[begin DATA SHOWN]

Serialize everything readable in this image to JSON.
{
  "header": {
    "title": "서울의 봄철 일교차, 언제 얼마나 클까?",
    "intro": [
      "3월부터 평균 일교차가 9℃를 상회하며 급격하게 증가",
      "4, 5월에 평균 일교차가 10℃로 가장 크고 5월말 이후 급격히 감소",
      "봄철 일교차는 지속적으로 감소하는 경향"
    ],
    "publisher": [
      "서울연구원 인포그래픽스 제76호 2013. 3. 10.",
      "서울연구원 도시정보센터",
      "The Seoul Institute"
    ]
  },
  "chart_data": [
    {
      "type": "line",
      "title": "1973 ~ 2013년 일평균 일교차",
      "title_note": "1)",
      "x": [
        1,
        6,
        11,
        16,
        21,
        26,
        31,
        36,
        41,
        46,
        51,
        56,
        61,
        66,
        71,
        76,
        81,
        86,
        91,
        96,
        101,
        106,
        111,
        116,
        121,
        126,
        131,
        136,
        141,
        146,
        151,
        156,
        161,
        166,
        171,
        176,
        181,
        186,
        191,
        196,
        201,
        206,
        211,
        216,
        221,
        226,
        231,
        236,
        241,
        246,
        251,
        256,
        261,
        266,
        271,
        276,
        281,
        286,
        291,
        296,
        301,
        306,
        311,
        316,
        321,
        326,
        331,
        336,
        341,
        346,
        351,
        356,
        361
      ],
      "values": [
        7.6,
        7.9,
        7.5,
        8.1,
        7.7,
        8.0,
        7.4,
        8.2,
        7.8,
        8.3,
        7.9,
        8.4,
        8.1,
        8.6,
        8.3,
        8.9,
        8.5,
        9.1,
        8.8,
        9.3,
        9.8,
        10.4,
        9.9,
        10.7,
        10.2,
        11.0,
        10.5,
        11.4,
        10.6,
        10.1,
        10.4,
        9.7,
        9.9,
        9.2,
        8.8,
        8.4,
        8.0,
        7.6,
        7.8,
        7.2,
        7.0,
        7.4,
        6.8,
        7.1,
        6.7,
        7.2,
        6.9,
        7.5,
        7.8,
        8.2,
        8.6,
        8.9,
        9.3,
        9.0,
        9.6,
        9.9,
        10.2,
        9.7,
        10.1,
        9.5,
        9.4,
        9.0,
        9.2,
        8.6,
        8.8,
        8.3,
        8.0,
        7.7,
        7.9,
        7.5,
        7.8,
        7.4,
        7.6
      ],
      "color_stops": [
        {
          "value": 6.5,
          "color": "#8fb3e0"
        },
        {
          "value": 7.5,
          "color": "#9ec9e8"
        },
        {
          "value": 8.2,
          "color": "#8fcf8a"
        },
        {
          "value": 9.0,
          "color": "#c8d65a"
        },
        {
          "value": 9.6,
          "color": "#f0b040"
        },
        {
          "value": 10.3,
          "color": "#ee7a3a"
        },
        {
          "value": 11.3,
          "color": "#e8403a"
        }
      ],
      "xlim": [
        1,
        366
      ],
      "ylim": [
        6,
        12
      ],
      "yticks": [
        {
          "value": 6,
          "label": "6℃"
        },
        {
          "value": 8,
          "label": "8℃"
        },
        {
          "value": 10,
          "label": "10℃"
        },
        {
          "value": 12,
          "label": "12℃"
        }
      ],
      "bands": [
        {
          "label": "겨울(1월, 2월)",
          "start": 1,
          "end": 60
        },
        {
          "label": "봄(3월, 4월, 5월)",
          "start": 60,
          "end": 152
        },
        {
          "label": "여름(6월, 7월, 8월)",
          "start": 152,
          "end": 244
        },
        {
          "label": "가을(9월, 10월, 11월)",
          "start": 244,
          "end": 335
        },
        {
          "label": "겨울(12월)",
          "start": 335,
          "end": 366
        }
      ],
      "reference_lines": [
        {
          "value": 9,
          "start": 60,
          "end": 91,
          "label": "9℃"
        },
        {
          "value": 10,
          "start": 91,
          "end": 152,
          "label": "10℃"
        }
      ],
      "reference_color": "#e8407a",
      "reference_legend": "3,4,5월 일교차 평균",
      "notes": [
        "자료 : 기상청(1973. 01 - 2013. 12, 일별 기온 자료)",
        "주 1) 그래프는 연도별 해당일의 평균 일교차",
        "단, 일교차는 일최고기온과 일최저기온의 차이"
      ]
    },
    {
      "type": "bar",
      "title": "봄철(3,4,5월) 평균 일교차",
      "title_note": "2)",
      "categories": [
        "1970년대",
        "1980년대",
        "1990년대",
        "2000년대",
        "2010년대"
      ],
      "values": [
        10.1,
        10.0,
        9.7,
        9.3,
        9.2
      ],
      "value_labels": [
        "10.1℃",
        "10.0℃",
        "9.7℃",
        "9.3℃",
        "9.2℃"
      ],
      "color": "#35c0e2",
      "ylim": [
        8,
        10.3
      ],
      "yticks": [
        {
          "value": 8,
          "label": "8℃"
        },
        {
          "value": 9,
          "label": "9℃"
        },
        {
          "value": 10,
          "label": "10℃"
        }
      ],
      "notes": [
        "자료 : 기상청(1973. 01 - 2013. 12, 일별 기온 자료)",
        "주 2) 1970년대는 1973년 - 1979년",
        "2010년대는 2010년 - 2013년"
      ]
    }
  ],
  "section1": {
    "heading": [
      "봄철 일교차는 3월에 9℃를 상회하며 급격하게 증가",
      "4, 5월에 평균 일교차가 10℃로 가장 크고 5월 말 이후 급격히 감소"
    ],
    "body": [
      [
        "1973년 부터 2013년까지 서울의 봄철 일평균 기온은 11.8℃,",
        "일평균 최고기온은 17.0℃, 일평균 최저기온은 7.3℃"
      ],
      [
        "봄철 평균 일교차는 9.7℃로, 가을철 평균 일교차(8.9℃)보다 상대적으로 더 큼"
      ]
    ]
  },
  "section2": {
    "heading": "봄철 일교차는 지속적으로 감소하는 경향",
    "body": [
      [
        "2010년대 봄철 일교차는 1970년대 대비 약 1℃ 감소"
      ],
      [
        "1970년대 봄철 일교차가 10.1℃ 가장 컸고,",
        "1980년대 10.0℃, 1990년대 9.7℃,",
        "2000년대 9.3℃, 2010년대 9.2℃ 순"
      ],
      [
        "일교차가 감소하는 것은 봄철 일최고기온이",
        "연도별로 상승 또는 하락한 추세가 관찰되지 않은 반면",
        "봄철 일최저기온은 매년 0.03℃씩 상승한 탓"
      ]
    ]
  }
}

[end DATA SHOWN]

Give the entries once more, exactly as they appear.

■ **WRITTEN RESPONSE**:
Serialize everything readable in this image to JSON.
{
  "header": {
    "title": "서울의 봄철 일교차, 언제 얼마나 클까?",
    "intro": [
      "3월부터 평균 일교차가 9℃를 상회하며 급격하게 증가",
      "4, 5월에 평균 일교차가 10℃로 가장 크고 5월말 이후 급격히 감소",
      "봄철 일교차는 지속적으로 감소하는 경향"
    ],
    "publisher": [
      "서울연구원 인포그래픽스 제76호 2013. 3. 10.",
      "서울연구원 도시정보센터",
      "The Seoul Institute"
    ]
  },
  "chart_data": [
    {
      "type": "line",
      "title": "1973 ~ 2013년 일평균 일교차",
      "title_note": "1)",
      "x": [
        1,
        6,
        11,
        16,
        21,
        26,
        31,
        36,
        41,
        46,
        51,
        56,
        61,
        66,
        71,
        76,
        81,
        86,
        91,
        96,
        101,
        106,
        111,
        116,
        121,
        126,
        131,
        136,
        141,
        146,
        151,
        156,
        161,
        166,
        171,
        176,
        181,
        186,
        191,
        196,
        201,
        206,
        211,
        216,
        221,
        226,
        231,
        236,
        241,
        246,
        251,
        256,
        261,
        266,
        271,
        276,
        281,
        286,
        291,
        296,
        301,
        306,
        311,
        316,
        321,
        326,
        331,
        336,
        341,
        346,
        351,
        356,
        361
      ],
      "values": [
        7.6,
        7.9,
        7.5,
        8.1,
        7.7,
        8.0,
        7.4,
        8.2,
        7.8,
        8.3,
        7.9,
        8.4,
        8.1,
        8.6,
        8.3,
        8.9,
        8.5,
        9.1,
        8.8,
        9.3,
        9.8,
        10.4,
        9.9,
        10.7,
        10.2,
        11.0,
        10.5,
        11.4,
        10.6,
        10.1,
        10.4,
        9.7,
        9.9,
        9.2,
        8.8,
        8.4,
        8.0,
        7.6,
        7.8,
        7.2,
        7.0,
        7.4,
        6.8,
        7.1,
        6.7,
        7.2,
        6.9,
        7.5,
        7.8,
        8.2,
        8.6,
        8.9,
        9.3,
        9.0,
        9.6,
        9.9,
        10.2,
        9.7,
        10.1,
        9.5,
        9.4,
        9.0,
        9.2,
        8.6,
        8.8,
        8.3,
        8.0,
        7.7,
        7.9,
        7.5,
        7.8,
        7.4,
        7.6
      ],
      "color_stops": [
        {
          "value": 6.5,
          "color": "#8fb3e0"
        },
        {
          "value": 7.5,
          "color": "#9ec9e8"
        },
        {
          "value": 8.2,
          "color": "#8fcf8a"
        },
        {
          "value": 9.0,
          "color": "#c8d65a"
        },
        {
          "value": 9.6,
          "color": "#f0b040"
        },
        {
          "value": 10.3,
          "color": "#ee7a3a"
        },
        {
          "value": 11.3,
          "color": "#e8403a"
        }
      ],
      "xlim": [
        1,
        366
      ],
      "ylim": [
        6,
        12
      ],
      "yticks": [
        {
          "value": 6,
          "label": "6℃"
        },
        {
          "value": 8,
          "label": "8℃"
        },
        {
          "value": 10,
          "label": "10℃"
        },
        {
          "value": 12,
          "label": "12℃"
        }
      ],
      "bands": [
        {
          "label": "겨울(1월, 2월)",
          "start": 1,
          "end": 60
        },
        {
          "label": "봄(3월, 4월, 5월)",
          "start": 60,
          "end": 152
        },
        {
          "label": "여름(6월, 7월, 8월)",
          "start": 152,
          "end": 244
        },
        {
          "label": "가을(9월, 10월, 11월)",
          "start": 244,
          "end": 335
        },
        {
          "label": "겨울(12월)",
          "start": 335,
          "end": 366
        }
      ],
      "reference_lines": [
        {
          "value": 9,
          "start": 60,
          "end": 91,
          "label": "9℃"
        },
        {
          "value": 10,
          "start": 91,
          "end": 152,
          "label": "10℃"
        }
      ],
      "reference_color": "#e8407a",
      "reference_legend": "3,4,5월 일교차 평균",
      "notes": [
        "자료 : 기상청(1973. 01 - 2013. 12, 일별 기온 자료)",
        "주 1) 그래프는 연도별 해당일의 평균 일교차",
        "단, 일교차는 일최고기온과 일최저기온의 차이"
      ]
    },
    {
      "type": "bar",
      "title": "봄철(3,4,5월) 평균 일교차",
      "title_note": "2)",
      "categories": [
        "1970년대",
        "1980년대",
        "1990년대",
        "2000년대",
        "2010년대"
      ],
      "values": [
        10.1,
        10.0,
        9.7,
        9.3,
        9.2
      ],
      "value_labels": [
        "10.1℃",
        "10.0℃",
        "9.7℃",
        "9.3℃",
        "9.2℃"
      ],
      "color": "#35c0e2",
      "ylim": [
        8,
        10.3
      ],
      "yticks": [
        {
          "value": 8,
          "label": "8℃"
        },
        {
          "value": 9,
          "label": "9℃"
        },
        {
          "value": 10,
          "label": "10℃"
        }
      ],
      "notes": [
        "자료 : 기상청(1973. 01 - 2013. 12, 일별 기온 자료)",
        "주 2) 1970년대는 1973년 - 1979년",
        "2010년대는 2010년 - 2013년"
      ]
    }
  ],
  "section1": {
    "heading": [
      "봄철 일교차는 3월에 9℃를 상회하며 급격하게 증가",
      "4, 5월에 평균 일교차가 10℃로 가장 크고 5월 말 이후 급격히 감소"
    ],
    "body": [
      [
        "1973년 부터 2013년까지 서울의 봄철 일평균 기온은 11.8℃,",
        "일평균 최고기온은 17.0℃, 일평균 최저기온은 7.3℃"
      ],
      [
        "봄철 평균 일교차는 9.7℃로, 가을철 평균 일교차(8.9℃)보다 상대적으로 더 큼"
      ]
    ]
  },
  "section2": {
    "heading": "봄철 일교차는 지속적으로 감소하는 경향",
    "body": [
      [
        "2010년대 봄철 일교차는 1970년대 대비 약 1℃ 감소"
      ],
      [
        "1970년대 봄철 일교차가 10.1℃ 가장 컸고,",
        "1980년대 10.0℃, 1990년대 9.7℃,",
        "2000년대 9.3℃, 2010년대 9.2℃ 순"
      ],
      [
        "일교차가 감소하는 것은 봄철 일최고기온이",
        "연도별로 상승 또는 하락한 추세가 관찰되지 않은 반면",
        "봄철 일최저기온은 매년 0.03℃씩 상승한 탓"
      ]
    ]
  }
}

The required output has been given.